What the exercise asks >> Lines containing the word "postquam" should be extracted in full.

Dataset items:
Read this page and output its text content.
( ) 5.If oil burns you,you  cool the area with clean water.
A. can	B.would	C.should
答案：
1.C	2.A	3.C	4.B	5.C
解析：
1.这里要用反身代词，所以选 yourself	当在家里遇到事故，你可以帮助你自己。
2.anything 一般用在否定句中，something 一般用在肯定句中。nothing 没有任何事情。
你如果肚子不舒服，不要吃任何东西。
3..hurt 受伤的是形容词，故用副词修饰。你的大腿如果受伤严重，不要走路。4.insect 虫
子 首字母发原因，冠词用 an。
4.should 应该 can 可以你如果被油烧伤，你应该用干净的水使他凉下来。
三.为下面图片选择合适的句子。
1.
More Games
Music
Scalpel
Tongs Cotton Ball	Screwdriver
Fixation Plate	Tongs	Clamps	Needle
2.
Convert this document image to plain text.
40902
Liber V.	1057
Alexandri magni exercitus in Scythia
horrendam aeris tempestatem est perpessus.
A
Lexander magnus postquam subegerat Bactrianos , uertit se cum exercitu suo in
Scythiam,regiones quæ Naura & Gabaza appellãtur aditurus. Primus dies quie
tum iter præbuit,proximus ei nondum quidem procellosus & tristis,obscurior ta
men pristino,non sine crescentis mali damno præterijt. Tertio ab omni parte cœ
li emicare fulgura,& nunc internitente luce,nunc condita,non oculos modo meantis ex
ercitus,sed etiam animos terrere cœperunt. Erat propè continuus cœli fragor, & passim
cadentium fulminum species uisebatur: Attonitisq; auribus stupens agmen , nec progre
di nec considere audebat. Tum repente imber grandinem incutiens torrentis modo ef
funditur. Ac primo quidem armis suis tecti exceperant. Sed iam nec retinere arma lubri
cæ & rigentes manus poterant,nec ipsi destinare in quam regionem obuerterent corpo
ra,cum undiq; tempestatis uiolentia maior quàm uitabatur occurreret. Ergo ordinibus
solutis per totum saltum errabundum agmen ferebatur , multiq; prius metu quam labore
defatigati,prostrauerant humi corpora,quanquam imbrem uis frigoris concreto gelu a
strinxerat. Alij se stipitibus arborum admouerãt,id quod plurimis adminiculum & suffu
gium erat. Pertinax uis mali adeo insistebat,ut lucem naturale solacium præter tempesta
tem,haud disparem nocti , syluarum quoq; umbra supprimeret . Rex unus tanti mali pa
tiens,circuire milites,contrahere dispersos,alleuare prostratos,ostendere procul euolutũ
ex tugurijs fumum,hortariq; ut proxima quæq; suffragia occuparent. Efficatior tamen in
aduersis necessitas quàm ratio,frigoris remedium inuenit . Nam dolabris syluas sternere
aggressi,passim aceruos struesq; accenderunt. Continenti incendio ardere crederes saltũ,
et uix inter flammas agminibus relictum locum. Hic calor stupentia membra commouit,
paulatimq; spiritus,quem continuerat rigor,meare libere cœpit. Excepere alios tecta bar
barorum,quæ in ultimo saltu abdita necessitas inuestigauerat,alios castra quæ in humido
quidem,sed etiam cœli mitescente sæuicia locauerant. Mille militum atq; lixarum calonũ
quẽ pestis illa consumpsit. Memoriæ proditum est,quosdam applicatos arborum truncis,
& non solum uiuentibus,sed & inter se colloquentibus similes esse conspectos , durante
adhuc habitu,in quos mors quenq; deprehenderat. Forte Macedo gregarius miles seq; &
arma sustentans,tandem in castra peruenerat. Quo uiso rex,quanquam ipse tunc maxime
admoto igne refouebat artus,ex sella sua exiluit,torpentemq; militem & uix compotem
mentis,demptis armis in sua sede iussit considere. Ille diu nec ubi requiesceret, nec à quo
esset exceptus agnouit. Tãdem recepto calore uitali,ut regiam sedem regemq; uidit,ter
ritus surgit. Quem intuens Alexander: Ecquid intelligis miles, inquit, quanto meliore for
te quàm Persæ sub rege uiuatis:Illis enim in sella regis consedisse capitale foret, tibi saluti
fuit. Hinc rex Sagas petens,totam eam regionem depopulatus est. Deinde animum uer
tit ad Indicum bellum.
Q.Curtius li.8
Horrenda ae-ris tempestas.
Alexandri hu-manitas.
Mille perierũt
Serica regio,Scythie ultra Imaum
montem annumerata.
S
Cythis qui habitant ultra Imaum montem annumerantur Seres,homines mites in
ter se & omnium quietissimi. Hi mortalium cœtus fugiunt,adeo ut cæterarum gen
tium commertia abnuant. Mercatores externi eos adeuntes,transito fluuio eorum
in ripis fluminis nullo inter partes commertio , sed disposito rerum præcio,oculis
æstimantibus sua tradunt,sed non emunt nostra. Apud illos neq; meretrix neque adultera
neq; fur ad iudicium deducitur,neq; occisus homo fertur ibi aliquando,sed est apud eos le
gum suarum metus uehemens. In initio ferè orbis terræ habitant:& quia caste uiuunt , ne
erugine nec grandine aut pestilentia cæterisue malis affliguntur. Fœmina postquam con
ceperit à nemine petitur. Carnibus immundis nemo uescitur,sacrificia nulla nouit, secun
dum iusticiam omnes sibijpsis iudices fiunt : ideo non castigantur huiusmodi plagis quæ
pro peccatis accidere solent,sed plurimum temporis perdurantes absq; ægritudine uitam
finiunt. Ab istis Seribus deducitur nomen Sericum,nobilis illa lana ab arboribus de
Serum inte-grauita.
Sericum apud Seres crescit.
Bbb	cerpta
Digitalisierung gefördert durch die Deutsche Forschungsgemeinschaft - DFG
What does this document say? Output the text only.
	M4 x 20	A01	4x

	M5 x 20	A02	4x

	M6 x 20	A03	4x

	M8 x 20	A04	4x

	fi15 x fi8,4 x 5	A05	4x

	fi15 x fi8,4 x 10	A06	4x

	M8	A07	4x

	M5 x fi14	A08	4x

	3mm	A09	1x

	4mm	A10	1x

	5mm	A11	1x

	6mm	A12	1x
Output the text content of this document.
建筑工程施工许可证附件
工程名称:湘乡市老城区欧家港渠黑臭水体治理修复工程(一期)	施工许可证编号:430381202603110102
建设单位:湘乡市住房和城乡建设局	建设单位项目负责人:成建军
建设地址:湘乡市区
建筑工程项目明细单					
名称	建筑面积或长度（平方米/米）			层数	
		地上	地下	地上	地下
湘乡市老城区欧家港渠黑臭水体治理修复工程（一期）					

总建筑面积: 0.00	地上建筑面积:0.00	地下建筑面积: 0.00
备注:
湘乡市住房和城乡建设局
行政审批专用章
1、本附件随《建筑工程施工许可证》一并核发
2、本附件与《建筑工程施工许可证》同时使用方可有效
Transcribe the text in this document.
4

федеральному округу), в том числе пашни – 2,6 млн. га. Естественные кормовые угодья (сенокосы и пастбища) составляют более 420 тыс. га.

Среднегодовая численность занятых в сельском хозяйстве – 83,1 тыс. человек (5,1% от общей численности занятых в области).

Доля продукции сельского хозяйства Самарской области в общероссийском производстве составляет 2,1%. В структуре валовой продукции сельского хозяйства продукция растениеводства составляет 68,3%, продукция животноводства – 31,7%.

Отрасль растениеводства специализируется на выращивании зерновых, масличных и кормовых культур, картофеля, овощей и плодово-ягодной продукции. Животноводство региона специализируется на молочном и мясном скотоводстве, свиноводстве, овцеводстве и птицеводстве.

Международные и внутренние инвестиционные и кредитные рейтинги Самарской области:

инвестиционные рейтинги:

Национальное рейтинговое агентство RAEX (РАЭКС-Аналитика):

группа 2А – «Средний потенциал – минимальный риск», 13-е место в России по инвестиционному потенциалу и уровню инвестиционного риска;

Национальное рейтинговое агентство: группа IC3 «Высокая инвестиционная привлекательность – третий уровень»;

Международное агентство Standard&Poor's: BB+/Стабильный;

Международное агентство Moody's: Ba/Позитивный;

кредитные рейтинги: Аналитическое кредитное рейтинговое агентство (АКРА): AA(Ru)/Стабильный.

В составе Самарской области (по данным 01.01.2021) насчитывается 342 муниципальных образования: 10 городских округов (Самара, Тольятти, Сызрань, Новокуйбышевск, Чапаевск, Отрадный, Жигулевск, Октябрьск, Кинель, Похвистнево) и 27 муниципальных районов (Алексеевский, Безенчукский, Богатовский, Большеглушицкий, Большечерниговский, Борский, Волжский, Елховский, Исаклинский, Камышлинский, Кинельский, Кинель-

Response to the task >>
Lexander magnus postquam subegerat Bactrianos , uertit se cum exercitu suo in
erugine nec grandine aut pestilentia cæterisue malis affliguntur. Fœmina postquam con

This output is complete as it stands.